• _INPUT DATA_
◇ ◇ ◇ ◇ ◇ ◇ ◇
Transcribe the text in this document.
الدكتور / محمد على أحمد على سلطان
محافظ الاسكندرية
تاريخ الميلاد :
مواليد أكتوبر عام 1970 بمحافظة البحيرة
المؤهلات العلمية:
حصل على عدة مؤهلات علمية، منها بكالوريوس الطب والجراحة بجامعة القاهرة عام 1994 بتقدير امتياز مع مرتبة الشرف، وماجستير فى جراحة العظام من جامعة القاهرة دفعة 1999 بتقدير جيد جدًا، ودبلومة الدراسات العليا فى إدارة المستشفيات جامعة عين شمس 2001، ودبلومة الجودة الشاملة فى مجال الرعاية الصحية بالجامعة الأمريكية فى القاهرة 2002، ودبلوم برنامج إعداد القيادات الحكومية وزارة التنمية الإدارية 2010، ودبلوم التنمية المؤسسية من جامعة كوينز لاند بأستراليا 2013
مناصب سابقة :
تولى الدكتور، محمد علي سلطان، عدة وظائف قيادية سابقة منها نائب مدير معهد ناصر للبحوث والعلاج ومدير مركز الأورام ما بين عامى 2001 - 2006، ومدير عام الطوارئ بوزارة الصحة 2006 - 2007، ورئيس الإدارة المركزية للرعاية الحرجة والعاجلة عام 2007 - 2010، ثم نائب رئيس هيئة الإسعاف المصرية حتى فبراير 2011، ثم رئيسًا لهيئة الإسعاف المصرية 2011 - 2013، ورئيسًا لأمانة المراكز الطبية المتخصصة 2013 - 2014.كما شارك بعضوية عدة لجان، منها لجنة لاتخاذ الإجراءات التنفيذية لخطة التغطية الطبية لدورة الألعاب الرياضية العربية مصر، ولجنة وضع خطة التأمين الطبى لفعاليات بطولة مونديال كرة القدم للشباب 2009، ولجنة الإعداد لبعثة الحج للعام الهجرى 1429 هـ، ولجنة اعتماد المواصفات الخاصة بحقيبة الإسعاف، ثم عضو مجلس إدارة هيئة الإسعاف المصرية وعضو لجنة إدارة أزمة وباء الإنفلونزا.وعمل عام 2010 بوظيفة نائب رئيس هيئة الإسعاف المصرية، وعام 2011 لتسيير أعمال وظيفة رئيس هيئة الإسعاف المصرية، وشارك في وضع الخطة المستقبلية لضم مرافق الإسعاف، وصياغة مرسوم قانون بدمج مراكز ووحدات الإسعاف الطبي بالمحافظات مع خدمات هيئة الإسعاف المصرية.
◇ ◇ ◇ ◇ ◇ ◇ ◇
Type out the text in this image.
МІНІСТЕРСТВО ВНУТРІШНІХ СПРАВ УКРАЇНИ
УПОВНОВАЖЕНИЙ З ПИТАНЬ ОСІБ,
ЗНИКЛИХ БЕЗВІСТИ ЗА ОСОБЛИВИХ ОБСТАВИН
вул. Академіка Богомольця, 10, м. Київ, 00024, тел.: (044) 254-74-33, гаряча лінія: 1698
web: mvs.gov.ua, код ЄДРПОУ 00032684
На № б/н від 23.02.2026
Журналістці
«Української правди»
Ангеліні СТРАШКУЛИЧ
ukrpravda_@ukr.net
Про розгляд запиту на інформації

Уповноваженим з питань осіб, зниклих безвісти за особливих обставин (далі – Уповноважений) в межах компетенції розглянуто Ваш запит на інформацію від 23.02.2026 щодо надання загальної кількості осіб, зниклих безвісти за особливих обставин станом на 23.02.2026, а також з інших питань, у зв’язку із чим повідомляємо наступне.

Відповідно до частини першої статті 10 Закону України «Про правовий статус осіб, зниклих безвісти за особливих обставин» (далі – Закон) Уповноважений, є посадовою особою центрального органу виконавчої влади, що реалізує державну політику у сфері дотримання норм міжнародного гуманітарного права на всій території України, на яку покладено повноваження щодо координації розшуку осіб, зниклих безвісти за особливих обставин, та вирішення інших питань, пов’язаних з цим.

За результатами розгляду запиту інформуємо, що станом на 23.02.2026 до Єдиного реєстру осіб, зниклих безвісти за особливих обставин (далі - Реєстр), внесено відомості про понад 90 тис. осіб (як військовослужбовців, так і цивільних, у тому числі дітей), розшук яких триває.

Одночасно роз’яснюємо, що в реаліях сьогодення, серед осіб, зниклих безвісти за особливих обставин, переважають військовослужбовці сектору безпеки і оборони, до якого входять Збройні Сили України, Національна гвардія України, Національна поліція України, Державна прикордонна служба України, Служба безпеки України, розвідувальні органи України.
◇ ◇ ◇ ◇ ◇ ◇ ◇
• _WHAT TO DO_
In the records above, find each line holding "щодо" and copy it.

• _OUTPUT FOR THIS TASK_
Уповноваженим з питань осіб, зниклих безвісти за особливих обставин (далі – Уповноважений) в межах компетенції розглянуто Ваш запит на інформацію від 23.02.2026 щодо надання загальної кількості осіб, зниклих безвісти за особливих обставин станом на 23.02.2026, а також з інших питань, у зв’язку із чим повідомляємо наступне.
Відповідно до частини першої статті 10 Закону України «Про правовий статус осіб, зниклих безвісти за особливих обставин» (далі – Закон) Уповноважений, є посадовою особою центрального органу виконавчої влади, що реалізує державну політику у сфері дотримання норм міжнародного гуманітарного права на всій території України, на яку покладено повноваження щодо координації розшуку осіб, зниклих безвісти за особливих обставин, та вирішення інших питань, пов’язаних з цим.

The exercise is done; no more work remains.